◆ DATA SHOWN:
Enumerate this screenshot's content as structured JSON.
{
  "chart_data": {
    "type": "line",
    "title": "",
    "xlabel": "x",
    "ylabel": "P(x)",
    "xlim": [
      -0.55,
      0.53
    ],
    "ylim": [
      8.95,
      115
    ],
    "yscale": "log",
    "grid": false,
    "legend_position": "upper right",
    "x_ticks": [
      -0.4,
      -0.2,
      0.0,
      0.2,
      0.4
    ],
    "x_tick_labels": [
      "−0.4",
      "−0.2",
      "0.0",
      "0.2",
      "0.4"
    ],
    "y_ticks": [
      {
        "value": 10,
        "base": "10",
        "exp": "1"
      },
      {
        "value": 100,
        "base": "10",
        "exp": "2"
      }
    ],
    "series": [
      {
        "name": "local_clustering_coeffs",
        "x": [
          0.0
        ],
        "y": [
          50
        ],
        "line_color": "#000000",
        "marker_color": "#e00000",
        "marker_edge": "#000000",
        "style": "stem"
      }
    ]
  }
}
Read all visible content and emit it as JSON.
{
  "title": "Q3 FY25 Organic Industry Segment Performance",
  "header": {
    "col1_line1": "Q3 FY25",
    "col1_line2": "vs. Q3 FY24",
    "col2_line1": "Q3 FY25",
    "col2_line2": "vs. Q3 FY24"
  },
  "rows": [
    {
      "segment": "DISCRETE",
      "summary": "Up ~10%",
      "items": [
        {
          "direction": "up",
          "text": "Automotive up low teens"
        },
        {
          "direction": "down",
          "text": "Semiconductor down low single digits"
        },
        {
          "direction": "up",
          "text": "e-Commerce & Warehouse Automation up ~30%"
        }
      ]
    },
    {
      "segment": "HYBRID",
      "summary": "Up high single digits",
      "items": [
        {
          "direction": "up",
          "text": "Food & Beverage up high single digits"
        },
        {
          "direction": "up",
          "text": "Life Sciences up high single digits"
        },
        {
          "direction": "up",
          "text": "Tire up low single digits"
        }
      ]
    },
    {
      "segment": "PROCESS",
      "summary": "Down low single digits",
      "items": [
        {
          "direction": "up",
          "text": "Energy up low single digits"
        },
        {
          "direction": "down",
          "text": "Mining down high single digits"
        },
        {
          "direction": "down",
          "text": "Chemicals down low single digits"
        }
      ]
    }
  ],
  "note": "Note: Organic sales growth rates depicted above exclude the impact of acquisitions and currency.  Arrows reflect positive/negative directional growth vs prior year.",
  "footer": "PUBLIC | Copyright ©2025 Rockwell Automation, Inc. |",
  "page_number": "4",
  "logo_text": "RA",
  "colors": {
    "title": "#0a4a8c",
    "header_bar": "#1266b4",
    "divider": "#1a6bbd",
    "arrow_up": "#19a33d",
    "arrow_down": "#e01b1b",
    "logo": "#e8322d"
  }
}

◆ AIM OF THE EXERCISE:
Which lines contain the word "content"? Return each of them.

◆ SOLUTION:
Enumerate this screenshot's content as structured JSON.
Read all visible content and emit it as JSON.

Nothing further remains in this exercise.